§ Given request
Each line containing the word "AmbientTemperature" must be reported.
------
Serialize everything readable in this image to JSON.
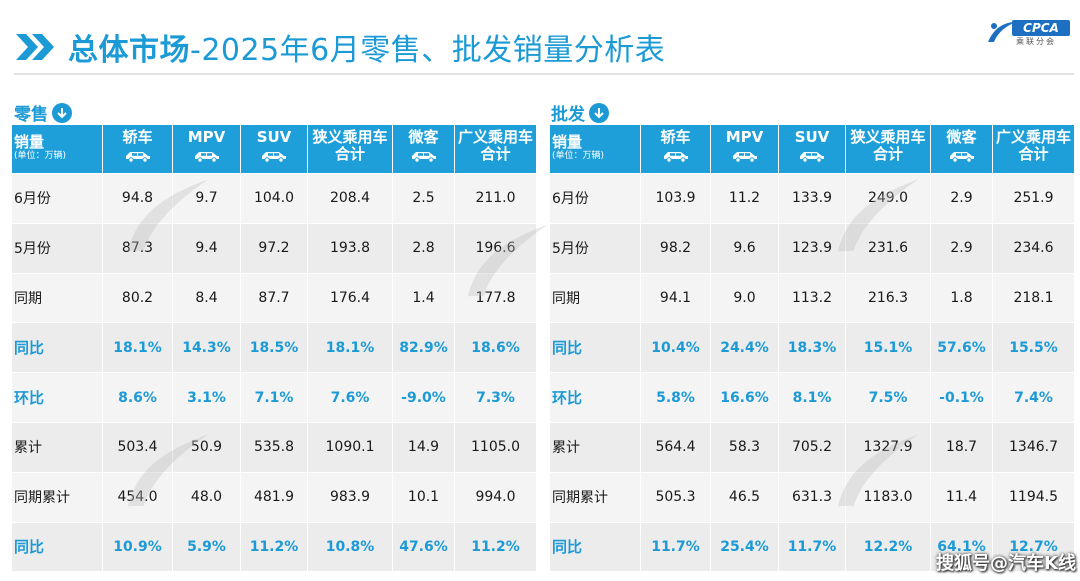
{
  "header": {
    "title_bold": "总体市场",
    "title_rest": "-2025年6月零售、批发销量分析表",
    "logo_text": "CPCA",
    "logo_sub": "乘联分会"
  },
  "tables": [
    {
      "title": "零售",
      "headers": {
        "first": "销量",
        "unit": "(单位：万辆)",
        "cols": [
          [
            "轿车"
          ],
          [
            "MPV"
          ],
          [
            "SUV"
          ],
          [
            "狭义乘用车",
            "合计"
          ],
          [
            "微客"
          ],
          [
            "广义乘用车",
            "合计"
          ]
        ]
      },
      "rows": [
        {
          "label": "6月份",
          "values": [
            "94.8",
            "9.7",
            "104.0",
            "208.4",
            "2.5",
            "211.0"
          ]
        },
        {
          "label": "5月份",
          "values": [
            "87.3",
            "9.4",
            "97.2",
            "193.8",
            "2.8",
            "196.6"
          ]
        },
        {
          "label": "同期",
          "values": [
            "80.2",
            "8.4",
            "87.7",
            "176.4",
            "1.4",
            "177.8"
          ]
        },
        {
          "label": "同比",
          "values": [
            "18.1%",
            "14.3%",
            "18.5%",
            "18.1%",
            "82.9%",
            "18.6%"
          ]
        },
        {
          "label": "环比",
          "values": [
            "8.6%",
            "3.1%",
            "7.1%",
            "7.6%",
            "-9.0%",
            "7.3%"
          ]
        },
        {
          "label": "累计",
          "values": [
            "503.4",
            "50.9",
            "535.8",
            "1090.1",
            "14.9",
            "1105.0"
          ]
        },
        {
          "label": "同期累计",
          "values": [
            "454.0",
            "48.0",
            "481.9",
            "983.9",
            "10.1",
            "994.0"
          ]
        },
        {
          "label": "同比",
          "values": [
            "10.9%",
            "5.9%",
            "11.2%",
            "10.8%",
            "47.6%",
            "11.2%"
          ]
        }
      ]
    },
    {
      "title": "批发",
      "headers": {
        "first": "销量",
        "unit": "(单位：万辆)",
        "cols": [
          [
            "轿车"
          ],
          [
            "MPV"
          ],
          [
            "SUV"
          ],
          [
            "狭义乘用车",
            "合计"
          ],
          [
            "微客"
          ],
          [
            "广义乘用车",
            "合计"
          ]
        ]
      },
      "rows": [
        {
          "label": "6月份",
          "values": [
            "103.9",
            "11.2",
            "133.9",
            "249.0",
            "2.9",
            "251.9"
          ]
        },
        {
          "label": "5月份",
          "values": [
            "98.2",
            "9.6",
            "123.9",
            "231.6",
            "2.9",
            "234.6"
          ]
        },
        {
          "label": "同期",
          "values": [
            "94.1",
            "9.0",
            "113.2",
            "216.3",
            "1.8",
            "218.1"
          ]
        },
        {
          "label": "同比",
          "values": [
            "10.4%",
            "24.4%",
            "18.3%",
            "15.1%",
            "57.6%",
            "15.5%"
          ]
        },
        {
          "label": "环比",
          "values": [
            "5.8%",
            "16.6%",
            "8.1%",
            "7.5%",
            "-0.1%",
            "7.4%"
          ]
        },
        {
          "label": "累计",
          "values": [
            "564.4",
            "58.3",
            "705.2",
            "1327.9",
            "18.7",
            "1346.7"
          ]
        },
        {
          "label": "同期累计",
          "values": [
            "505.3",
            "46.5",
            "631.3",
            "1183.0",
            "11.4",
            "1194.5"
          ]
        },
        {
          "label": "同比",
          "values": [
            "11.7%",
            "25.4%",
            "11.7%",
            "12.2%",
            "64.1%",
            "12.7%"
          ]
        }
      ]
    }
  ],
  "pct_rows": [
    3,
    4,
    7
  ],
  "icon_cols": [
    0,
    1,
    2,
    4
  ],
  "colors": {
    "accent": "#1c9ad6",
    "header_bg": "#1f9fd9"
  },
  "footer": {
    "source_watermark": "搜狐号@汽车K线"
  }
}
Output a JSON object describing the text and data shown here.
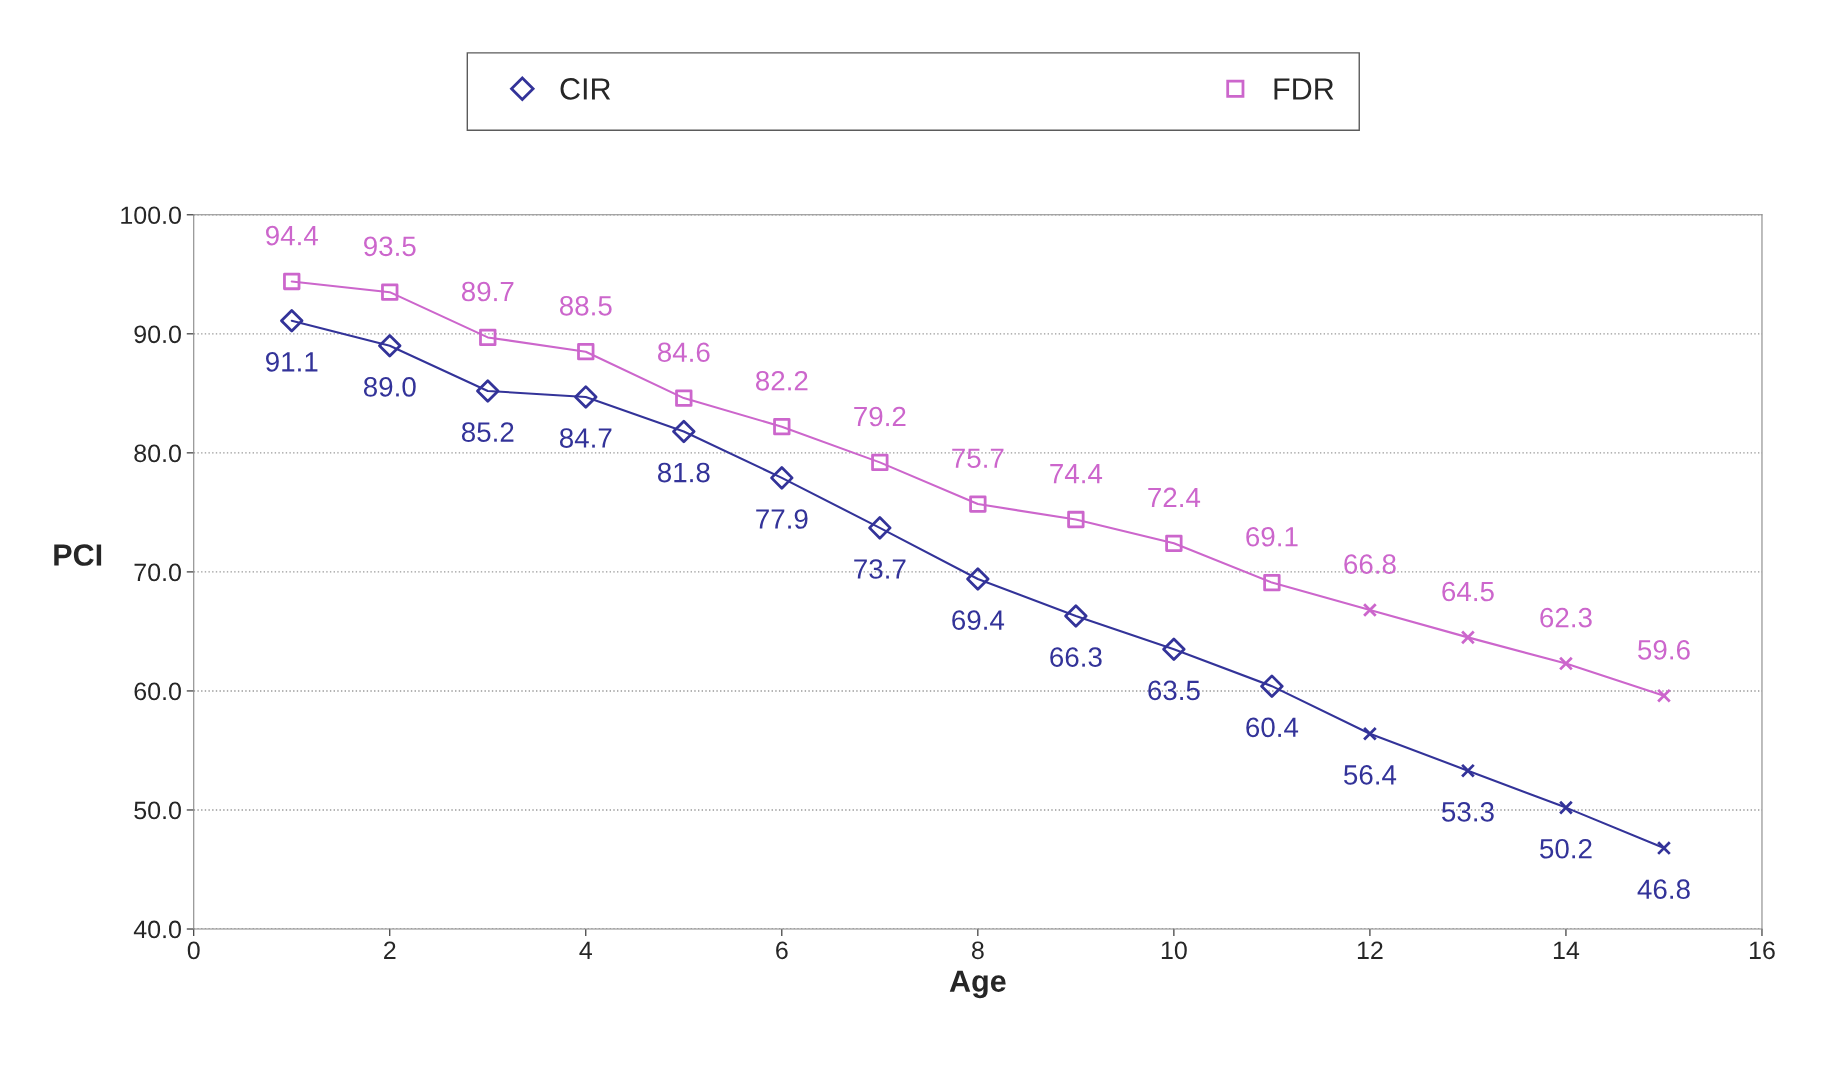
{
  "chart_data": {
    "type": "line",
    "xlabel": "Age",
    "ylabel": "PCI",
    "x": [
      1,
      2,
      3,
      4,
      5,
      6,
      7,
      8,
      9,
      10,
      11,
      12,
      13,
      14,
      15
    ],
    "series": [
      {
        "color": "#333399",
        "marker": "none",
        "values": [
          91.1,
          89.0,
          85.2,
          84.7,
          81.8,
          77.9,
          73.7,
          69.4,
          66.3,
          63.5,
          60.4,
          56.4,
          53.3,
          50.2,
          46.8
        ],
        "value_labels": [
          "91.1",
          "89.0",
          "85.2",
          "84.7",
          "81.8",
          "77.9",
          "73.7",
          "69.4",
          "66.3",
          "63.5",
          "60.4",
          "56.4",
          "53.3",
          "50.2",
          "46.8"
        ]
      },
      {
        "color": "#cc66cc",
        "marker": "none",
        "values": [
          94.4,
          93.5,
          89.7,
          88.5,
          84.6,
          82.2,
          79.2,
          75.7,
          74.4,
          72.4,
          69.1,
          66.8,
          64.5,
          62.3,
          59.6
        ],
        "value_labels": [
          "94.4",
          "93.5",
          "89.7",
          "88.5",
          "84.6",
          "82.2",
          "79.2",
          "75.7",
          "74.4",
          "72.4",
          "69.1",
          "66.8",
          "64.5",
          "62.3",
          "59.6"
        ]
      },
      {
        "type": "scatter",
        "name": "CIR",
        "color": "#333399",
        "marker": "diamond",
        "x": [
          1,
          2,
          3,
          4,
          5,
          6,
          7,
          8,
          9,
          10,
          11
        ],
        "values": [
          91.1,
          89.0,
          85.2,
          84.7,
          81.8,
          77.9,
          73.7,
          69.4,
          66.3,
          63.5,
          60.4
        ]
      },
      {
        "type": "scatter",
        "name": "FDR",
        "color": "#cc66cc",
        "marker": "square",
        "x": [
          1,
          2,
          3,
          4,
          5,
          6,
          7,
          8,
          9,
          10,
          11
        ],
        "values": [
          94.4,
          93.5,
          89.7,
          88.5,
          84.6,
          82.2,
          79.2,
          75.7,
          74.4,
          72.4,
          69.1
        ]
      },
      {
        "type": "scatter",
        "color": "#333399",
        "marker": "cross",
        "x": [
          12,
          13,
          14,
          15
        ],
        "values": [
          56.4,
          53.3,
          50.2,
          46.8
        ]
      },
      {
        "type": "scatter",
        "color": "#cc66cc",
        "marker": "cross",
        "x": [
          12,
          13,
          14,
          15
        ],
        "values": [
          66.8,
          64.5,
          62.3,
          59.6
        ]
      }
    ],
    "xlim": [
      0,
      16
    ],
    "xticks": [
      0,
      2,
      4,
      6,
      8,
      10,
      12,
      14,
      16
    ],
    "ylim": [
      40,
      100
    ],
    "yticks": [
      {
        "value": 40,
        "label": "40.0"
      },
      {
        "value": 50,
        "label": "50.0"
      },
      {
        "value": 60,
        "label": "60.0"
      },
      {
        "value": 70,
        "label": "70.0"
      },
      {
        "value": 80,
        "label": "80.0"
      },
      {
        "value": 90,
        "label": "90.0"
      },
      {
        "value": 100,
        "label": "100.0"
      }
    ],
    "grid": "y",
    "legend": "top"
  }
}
------
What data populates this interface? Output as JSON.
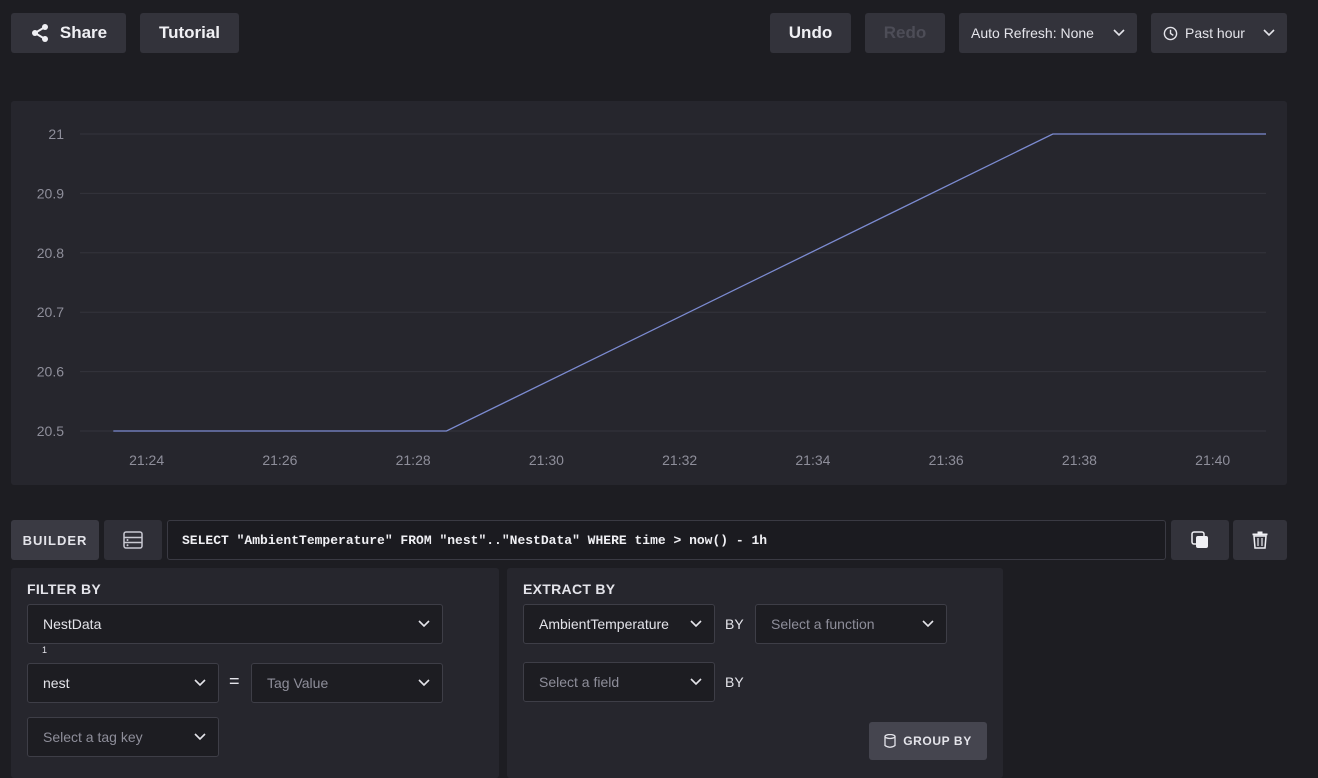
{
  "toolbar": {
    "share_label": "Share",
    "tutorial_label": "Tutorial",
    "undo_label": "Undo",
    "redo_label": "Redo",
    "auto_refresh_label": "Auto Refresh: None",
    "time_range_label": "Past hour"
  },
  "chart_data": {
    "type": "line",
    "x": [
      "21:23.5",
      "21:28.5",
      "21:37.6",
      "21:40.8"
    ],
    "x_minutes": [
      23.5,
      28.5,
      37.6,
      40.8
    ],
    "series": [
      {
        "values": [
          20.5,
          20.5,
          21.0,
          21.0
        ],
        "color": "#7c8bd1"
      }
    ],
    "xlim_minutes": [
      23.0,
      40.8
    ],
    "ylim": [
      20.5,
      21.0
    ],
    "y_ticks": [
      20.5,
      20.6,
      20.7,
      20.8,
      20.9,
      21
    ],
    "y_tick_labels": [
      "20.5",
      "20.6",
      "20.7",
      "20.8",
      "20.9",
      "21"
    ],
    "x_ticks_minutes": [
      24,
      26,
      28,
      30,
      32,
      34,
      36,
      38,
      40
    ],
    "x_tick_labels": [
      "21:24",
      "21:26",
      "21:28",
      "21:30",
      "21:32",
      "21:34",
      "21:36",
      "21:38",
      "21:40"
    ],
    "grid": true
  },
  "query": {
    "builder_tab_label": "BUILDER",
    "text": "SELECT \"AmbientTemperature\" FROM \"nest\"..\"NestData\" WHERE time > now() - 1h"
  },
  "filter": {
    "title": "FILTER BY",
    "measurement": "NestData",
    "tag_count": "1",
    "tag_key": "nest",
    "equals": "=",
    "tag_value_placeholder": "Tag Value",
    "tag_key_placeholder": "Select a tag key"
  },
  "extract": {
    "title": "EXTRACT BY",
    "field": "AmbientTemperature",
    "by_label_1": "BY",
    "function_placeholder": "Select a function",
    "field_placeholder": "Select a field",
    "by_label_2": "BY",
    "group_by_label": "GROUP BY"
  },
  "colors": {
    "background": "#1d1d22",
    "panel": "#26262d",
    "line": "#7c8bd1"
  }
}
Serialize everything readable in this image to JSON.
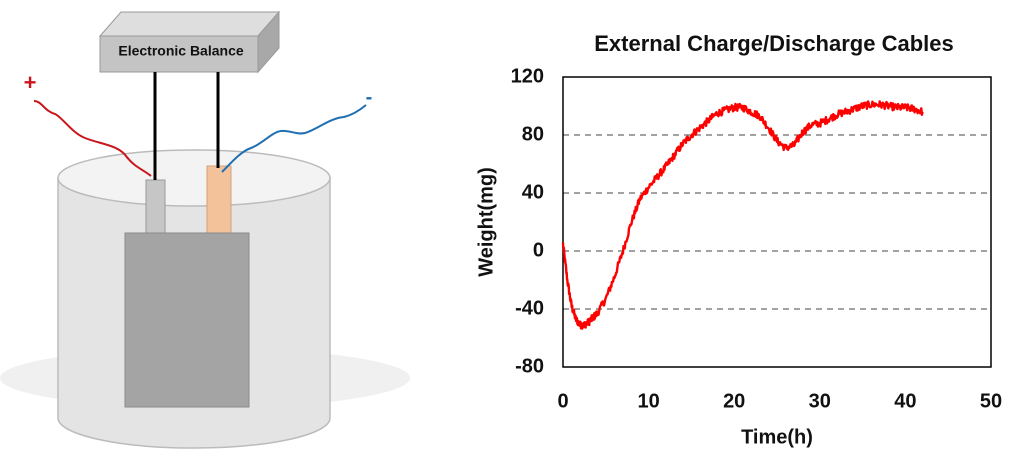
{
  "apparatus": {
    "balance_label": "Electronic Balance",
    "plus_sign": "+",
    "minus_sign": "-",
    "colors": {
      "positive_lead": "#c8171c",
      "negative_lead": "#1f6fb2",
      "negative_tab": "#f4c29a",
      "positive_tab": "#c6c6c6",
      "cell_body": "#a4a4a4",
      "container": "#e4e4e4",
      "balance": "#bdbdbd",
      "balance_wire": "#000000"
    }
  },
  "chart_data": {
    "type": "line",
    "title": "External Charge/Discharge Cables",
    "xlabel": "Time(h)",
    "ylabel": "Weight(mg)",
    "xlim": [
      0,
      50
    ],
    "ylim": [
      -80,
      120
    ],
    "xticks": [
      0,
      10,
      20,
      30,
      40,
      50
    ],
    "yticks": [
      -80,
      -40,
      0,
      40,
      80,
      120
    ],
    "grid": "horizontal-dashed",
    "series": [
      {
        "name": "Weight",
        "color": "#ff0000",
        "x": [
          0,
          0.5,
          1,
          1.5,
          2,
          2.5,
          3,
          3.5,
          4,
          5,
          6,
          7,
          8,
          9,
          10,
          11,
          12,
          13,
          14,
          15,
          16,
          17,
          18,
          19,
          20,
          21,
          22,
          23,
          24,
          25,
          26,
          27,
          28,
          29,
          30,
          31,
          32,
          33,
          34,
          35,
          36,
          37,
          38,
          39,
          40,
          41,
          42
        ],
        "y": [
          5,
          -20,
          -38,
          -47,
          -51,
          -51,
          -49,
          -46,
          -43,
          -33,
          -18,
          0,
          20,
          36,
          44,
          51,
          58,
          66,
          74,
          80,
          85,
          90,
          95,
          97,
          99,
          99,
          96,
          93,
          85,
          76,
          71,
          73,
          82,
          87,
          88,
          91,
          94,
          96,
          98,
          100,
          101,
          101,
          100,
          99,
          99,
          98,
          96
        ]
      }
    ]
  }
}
------
§ Task output
    "text": "SELECT \"AmbientTemperature\" FROM \"nest\"..\"NestData\" WHERE time > now() - 1h"
    "field": "AmbientTemperature",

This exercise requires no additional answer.